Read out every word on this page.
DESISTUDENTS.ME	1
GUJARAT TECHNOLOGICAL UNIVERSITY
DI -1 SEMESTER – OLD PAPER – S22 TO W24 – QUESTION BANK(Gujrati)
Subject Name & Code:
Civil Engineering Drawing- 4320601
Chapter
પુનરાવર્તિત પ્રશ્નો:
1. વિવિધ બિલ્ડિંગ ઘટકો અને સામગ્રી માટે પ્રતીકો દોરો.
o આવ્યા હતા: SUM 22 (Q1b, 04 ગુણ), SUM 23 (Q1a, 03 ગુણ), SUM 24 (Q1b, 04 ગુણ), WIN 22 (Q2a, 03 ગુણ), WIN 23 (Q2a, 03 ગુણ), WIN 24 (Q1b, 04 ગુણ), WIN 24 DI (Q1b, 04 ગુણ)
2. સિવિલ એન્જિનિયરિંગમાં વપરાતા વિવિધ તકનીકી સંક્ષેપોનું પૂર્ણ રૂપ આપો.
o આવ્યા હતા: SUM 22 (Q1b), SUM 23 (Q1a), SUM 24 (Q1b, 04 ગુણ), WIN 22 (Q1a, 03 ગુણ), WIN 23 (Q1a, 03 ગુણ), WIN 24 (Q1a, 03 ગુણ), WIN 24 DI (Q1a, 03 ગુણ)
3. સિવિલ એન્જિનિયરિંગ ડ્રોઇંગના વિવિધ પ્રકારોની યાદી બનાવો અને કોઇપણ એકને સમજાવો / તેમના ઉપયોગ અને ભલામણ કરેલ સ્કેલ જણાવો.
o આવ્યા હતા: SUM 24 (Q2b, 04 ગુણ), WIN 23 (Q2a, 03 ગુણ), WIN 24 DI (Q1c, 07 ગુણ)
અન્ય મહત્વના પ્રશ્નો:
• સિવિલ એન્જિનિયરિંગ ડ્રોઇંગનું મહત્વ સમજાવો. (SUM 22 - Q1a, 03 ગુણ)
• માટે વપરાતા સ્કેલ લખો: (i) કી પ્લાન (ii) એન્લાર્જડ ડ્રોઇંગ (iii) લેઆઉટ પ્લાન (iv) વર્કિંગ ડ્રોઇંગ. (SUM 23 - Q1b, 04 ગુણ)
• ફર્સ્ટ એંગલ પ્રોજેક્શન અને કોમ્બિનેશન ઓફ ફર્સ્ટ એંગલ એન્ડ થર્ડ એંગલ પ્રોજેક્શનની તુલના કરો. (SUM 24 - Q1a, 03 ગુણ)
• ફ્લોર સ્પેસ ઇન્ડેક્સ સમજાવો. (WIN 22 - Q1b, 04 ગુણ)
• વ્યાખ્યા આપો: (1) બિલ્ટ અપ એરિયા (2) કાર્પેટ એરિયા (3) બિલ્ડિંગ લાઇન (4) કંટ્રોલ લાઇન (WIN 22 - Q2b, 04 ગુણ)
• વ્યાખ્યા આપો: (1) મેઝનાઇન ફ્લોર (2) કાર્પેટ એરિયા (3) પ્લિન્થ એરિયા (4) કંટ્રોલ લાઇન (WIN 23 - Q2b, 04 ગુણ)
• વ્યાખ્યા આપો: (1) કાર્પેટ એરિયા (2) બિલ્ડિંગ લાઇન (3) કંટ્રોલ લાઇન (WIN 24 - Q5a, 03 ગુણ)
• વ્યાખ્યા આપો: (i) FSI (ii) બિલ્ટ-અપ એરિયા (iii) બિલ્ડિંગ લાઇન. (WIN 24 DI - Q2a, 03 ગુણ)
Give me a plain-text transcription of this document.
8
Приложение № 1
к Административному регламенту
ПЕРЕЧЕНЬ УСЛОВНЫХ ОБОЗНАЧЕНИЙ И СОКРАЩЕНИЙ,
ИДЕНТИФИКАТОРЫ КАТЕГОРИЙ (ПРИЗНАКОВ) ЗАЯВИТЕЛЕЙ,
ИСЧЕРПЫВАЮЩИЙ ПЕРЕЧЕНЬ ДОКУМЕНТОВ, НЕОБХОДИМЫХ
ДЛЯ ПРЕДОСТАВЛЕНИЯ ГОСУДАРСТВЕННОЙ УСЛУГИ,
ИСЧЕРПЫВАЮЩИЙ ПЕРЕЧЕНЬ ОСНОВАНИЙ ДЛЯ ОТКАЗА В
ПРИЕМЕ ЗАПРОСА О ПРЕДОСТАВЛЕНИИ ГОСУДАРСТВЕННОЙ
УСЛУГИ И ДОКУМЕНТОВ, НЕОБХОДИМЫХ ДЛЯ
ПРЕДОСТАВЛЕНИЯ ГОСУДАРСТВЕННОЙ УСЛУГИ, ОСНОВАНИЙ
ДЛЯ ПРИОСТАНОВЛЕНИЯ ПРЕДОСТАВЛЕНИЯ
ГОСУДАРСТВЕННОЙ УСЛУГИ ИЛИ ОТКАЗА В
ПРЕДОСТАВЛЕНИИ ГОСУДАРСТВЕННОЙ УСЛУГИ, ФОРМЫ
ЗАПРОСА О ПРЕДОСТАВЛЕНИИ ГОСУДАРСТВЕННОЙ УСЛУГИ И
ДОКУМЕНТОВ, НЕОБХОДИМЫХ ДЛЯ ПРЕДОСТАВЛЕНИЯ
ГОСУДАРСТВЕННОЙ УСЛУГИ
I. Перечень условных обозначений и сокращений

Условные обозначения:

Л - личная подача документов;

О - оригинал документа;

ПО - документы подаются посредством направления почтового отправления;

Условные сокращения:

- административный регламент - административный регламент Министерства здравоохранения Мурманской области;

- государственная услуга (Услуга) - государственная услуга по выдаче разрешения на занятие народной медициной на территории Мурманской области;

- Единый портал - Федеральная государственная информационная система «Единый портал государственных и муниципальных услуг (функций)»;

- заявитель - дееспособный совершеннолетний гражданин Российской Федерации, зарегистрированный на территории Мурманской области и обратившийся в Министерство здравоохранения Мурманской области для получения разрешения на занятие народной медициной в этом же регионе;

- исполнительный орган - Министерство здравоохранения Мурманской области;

• • • • • • •

▸ **WHAT YOU WILL DO**: Gather each line from the entries above that includes the word "НЕОБХОДИМЫХ".

▸ **RESPONSE BELOW**:
ИСЧЕРПЫВАЮЩИЙ ПЕРЕЧЕНЬ ДОКУМЕНТОВ, НЕОБХОДИМЫХ
УСЛУГИ И ДОКУМЕНТОВ, НЕОБХОДИМЫХ ДЛЯ
ДОКУМЕНТОВ, НЕОБХОДИМЫХ ДЛЯ ПРЕДОСТАВЛЕНИЯ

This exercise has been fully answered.